Directions for this task
Count lines with the string "alma" in them. State the number alone.

Part of a data file:
===============
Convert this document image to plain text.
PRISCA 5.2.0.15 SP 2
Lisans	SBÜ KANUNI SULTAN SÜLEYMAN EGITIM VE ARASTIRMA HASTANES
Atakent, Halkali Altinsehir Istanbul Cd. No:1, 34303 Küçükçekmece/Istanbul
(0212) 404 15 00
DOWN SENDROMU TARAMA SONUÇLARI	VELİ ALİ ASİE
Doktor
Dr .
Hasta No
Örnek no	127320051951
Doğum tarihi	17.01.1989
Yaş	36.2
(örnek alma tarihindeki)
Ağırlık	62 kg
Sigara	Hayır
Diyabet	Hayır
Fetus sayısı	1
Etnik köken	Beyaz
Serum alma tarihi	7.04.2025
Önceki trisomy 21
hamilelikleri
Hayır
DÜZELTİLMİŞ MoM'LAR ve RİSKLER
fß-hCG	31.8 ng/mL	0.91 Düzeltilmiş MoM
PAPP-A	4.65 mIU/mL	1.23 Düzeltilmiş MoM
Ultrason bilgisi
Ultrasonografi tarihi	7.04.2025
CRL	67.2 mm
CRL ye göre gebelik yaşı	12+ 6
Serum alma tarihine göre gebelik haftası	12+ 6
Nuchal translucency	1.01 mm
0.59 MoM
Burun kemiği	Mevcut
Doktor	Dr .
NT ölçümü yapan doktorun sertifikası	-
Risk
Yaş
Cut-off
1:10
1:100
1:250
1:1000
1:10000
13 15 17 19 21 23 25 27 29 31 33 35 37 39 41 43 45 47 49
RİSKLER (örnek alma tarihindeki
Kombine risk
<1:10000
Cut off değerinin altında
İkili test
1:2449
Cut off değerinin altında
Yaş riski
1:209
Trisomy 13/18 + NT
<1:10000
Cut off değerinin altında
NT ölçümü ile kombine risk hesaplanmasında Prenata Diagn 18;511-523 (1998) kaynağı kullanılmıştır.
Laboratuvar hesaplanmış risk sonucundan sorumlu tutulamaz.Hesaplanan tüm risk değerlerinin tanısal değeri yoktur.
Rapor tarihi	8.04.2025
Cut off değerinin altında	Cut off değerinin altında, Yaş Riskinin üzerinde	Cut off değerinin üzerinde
===============
In response
4